• [Tasks for this exercise]:
- a) Reproduce the stretch of the passage on taste and food preferences from "Autumn 2021" through "our past experiences.", word for word.
- b) Write the next part of the passage on taste and food preferences, picking up after its final sentence.

• [Study text]:
◆ ◆ ◆
Why Do People Prefer Different Foods?

Autumn 2021
Illustration by Gillian Blease

What we perceive when we taste something is a complex interaction of our physiology and our past experiences.

Our taste buds have receptors that detect the five classical taste modalities: salty, sour, sweet, umami, and bitter. Sweet, umami, and bitter are detected by receptors built from a closely related family of proteins. While there appears to be only one specific receptor to detect sweet and one to detect umami (both of which generally give us a positive taste sensation), the human genome has instructions for building more than 30 receptor proteins for detecting distinct bitter compounds. Notably, different people can have different polymorphisms (changes) in these bitter receptors, which can impact which bitter compounds a person can detect and how strongly they will taste them. For example, some of the compounds found in broccoli, kale, and similar vegetables are sensed by one particular receptor, TAS2R38. The gene that encodes the instructions for that receptor has sequence variation in the human population, making some of us less sensitive to those compounds. This affects how much people want to eat their broccoli: which specific version a person inherits has some effect on their dietary intake of vegetables.
◆ ◆ ◆
• [Data to examine]:

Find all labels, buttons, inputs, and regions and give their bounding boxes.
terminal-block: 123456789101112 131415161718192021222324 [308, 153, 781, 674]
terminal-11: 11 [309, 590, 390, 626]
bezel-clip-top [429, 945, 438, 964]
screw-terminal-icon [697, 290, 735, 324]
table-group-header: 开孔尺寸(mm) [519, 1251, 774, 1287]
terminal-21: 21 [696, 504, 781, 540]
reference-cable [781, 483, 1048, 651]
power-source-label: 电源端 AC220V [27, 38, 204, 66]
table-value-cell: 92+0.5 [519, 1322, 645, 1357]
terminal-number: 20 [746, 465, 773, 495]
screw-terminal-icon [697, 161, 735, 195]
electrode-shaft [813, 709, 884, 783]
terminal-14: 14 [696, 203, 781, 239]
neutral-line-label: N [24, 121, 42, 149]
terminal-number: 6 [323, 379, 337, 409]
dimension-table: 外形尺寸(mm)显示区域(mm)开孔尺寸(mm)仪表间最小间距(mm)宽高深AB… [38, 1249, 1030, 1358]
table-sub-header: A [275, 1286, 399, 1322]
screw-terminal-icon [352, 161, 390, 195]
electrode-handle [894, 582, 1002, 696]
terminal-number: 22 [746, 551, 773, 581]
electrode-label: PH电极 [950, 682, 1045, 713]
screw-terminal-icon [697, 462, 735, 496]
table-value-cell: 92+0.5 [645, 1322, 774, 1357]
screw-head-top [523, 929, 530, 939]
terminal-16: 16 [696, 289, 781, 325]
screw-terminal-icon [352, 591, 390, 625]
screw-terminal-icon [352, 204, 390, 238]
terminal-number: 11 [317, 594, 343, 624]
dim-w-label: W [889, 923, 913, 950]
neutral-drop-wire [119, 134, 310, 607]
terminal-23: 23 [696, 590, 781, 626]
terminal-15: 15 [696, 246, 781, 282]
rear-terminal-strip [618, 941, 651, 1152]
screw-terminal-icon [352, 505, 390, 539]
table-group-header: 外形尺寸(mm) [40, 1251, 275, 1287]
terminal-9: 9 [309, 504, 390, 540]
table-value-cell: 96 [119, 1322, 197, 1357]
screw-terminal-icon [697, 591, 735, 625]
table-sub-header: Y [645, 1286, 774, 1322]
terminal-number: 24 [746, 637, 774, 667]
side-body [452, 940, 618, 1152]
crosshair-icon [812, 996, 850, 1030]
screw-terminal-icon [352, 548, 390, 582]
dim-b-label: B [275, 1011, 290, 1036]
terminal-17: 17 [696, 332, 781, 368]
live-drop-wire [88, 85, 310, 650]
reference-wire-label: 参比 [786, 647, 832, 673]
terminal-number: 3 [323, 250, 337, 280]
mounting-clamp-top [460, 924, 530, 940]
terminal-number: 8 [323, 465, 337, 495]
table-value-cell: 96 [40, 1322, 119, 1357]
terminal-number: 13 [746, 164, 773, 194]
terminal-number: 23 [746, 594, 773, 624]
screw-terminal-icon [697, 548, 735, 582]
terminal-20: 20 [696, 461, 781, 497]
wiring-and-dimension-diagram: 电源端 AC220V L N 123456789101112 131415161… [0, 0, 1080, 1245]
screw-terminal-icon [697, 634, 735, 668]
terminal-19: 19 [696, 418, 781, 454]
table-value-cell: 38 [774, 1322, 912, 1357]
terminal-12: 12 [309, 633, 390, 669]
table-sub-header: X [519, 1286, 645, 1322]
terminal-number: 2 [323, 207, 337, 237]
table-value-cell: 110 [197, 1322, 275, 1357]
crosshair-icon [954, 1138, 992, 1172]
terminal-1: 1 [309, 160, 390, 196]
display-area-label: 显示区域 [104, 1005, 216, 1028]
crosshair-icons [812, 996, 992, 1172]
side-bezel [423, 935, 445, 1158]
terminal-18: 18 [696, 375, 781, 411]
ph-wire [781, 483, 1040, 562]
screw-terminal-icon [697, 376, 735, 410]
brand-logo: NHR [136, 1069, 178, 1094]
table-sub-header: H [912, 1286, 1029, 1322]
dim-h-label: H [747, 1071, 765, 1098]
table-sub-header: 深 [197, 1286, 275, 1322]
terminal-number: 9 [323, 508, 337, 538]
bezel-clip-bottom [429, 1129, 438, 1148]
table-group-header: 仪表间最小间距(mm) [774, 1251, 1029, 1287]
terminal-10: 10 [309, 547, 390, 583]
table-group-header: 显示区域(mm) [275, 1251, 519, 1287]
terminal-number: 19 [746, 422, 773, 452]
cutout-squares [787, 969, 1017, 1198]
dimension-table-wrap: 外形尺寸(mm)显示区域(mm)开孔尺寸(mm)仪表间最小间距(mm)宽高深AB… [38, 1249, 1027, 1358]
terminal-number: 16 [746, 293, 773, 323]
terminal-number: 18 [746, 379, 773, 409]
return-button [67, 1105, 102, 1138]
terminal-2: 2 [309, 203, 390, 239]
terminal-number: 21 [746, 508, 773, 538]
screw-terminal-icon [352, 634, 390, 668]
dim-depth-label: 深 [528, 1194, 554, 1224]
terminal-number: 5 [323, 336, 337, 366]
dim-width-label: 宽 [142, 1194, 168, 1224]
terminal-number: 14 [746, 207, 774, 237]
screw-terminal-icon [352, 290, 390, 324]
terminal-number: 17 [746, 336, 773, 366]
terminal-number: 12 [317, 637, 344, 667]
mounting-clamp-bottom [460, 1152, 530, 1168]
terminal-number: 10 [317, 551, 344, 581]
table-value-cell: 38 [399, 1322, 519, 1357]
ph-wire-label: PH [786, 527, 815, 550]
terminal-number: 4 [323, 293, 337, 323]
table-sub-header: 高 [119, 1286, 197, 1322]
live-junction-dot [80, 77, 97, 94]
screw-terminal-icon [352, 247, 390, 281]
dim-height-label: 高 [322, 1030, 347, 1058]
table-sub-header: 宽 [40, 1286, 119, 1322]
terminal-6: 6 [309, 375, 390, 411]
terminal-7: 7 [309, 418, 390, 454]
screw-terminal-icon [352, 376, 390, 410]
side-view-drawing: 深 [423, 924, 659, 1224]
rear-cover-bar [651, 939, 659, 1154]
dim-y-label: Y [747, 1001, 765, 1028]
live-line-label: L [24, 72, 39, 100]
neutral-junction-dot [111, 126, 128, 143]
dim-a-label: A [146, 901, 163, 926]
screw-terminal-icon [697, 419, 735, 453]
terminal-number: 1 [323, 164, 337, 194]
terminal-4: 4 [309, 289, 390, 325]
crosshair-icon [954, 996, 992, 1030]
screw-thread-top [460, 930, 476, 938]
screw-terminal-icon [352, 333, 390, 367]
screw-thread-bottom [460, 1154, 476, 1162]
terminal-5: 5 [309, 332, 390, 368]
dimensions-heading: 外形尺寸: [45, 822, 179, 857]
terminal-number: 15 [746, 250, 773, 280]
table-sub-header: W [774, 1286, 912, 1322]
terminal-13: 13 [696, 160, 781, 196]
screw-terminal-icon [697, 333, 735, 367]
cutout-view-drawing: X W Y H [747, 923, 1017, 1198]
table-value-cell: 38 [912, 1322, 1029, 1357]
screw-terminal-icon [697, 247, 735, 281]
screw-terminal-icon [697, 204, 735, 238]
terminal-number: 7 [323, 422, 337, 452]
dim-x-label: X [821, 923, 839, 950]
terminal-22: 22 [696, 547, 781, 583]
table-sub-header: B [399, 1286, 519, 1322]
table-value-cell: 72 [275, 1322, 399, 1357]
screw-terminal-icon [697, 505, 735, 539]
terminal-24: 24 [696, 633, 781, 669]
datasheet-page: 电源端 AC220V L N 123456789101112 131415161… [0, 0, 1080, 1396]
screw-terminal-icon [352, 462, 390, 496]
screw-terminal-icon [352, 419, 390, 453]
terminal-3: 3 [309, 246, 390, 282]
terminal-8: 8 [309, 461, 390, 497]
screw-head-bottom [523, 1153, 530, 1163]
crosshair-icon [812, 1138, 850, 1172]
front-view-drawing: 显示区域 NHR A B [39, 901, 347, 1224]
◆ ◆ ◆
• [Results by task]:
- a)
Autumn 2021
Illustration by Gillian Blease

What we perceive when we taste something is a complex interaction of our physiology and our past experiences.

- b)
Our sense of smell also plays an important role in our taste experience, as anyone who has ever had a stuffed nose can attest. Our olfactory receptors are structurally similar to the bitter, sweet, and umami receptors in our tongue. However, there are instructions for approximately 400 olfactory receptors encoded in our genome (making it the largest family of proteins in our DNA). As with the bitter receptors, there are many polymorphisms to these genes across the human population, and some of these have been connected to specific taste preferences. For example, whether you think cilantro is a delicious ingredient or a horrible plant that tastes like soap seems to be based on a sequence difference in an olfactory receptor encoded on chromosome 11.

Even considering just our physiology, it’s important to note that we typically are not tasting anything based on a single receptor in our mouth or nose. Rather, what we call the “taste” of what we eat or drink depends on the collective work of taste and olfactory receptors, as well as temperature receptors, mechanoreceptors (which sense the texture of the food), pain receptors (which sense many of the spicy compounds in our food), and other sensory receptors (tracking, for example, texture or fizziness) in our mouths. While pure chocolate is quite bitter, adding a little sugar, fat, and a dash of cinnamon and chili pepper makes a rich and spicy treat that activates dozens of different receptors. Bitter substances, alone or in combination with other ingredients, tend to produce taste experiences with a negative valence. But repeated exposure in the right context — such as a culture that values chocolate as a birthday treat or pitches coffee as a grown-up drink — can help create an overall positive experience when we consume those bitter things.

That’s because, once we expand our inquiry beyond oral and nasal physiology, we find even more variables that affect taste experience. For example, your past experiences and current interests can affect what you pay attention to, and that can affect your sensory experiences (exactly how this happens is a matter of dispute). Formal or informal training — as part of a wine appreciation course or learning from a parent how to cook a favorite dish — can enhance our ability to attend selectively to different components of what we eat or drink.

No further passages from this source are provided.